▸ **Task brief**
Go through the material below and count the lines with the string "icon"; the number is the whole answer.

▸ **Dataset excerpts**
________________
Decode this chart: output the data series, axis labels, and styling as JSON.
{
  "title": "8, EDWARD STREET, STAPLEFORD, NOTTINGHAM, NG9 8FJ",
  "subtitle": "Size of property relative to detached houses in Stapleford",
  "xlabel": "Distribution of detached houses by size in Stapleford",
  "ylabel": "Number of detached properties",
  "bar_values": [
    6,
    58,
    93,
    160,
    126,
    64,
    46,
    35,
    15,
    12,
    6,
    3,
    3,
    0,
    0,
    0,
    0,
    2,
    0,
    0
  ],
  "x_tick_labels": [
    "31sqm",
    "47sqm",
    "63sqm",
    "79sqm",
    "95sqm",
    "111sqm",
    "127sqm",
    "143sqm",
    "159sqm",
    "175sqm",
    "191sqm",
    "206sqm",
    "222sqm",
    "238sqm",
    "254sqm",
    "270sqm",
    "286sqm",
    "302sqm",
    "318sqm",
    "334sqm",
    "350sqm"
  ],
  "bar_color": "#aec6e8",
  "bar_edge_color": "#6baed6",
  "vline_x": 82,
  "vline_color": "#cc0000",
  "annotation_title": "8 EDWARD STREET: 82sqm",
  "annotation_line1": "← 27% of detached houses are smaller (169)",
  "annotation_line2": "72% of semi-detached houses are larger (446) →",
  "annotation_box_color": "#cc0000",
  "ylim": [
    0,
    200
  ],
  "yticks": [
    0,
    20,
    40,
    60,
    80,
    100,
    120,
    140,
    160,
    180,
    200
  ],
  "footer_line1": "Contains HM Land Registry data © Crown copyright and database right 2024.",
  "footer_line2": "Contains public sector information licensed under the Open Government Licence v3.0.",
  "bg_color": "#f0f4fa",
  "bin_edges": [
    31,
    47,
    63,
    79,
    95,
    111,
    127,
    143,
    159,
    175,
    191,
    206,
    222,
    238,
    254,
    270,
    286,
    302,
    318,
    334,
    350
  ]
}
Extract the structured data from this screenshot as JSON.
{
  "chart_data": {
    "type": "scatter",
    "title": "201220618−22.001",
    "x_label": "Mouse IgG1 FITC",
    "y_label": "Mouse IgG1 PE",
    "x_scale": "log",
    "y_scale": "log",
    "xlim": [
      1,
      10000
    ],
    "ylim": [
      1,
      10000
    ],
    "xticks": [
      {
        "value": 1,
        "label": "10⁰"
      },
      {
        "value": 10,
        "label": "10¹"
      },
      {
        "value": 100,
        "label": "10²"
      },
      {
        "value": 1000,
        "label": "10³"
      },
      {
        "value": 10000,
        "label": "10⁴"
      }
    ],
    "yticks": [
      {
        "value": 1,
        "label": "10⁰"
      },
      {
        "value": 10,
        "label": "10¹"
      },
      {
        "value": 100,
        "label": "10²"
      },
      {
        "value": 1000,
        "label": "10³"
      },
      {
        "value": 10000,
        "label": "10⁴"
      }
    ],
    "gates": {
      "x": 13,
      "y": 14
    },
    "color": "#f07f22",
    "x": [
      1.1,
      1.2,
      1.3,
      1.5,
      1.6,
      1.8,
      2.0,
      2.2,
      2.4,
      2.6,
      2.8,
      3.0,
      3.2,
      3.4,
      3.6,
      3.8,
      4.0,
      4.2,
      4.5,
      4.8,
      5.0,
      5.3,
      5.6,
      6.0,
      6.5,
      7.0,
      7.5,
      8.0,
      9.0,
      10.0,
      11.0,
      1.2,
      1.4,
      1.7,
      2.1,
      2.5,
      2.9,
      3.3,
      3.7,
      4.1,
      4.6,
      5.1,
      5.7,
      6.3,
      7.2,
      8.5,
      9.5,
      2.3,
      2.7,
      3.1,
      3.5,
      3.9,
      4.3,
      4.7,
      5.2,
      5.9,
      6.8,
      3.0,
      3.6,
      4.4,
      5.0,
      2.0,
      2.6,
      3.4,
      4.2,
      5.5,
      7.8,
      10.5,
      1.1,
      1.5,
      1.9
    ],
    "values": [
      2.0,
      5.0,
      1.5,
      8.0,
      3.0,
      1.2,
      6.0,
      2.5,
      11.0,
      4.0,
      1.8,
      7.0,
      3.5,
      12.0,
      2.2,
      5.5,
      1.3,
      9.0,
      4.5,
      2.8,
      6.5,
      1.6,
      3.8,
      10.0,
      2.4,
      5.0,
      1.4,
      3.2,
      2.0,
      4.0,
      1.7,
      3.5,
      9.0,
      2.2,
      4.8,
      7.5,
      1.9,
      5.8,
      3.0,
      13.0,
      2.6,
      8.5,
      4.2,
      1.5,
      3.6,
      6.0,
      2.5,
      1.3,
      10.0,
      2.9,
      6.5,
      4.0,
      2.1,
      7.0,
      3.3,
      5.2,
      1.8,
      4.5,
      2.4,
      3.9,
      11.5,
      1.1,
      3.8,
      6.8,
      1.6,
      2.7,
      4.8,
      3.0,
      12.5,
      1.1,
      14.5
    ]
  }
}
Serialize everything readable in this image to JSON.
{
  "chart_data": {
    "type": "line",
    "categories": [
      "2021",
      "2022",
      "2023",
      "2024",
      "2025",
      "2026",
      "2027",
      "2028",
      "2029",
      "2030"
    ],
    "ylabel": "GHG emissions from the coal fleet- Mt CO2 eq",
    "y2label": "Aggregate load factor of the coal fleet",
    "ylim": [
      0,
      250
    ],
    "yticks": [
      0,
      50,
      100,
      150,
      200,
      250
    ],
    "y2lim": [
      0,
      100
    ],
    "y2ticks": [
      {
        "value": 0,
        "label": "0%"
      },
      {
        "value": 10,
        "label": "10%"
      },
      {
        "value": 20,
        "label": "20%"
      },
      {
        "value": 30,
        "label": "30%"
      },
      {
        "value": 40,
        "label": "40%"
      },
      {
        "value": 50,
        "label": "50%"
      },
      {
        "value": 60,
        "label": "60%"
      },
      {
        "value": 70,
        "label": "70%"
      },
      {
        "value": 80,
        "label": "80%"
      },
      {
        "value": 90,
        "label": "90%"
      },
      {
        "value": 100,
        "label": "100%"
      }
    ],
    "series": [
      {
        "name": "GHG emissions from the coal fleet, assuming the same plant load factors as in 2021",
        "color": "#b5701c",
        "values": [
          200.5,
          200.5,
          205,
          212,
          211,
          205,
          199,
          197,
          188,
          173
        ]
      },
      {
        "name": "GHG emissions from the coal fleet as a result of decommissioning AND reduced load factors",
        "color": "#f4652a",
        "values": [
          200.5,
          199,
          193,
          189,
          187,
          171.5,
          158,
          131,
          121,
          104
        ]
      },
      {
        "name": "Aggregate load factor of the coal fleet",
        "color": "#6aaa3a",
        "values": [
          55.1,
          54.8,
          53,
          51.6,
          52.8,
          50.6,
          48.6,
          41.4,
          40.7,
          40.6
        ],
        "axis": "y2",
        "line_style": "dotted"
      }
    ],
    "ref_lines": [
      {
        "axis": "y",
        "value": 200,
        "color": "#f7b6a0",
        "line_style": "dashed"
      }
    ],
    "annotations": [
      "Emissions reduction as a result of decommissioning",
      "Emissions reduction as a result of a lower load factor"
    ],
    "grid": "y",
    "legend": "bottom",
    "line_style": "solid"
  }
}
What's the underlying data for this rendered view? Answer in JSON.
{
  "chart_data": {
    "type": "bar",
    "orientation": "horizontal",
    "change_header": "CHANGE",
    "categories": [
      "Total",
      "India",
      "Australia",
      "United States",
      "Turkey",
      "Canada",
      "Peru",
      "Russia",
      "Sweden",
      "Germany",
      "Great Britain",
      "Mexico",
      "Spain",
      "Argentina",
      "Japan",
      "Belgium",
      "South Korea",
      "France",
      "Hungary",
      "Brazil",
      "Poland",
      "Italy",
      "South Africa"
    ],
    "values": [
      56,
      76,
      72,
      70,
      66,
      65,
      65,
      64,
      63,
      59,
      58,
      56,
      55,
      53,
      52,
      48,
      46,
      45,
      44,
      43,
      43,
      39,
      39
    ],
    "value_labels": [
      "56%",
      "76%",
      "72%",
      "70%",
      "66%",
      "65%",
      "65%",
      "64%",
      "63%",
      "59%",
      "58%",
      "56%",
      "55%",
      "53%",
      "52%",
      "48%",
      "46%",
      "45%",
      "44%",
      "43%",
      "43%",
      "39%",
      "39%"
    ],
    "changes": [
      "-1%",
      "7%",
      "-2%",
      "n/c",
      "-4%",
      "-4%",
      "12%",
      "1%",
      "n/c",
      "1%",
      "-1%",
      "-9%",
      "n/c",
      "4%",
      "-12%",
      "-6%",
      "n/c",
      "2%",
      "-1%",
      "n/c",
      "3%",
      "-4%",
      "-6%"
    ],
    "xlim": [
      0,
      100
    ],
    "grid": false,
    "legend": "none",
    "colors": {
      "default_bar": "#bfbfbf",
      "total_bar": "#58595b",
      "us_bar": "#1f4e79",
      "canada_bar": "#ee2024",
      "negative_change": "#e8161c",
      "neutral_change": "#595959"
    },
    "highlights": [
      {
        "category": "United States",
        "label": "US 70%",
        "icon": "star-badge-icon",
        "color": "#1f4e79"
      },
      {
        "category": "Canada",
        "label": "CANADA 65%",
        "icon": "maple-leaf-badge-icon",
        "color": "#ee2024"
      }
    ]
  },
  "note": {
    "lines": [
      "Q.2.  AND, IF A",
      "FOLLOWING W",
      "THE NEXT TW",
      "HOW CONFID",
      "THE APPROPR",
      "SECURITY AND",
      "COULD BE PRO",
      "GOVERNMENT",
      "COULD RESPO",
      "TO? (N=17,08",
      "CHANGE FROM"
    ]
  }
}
________________
▸ **The output**
2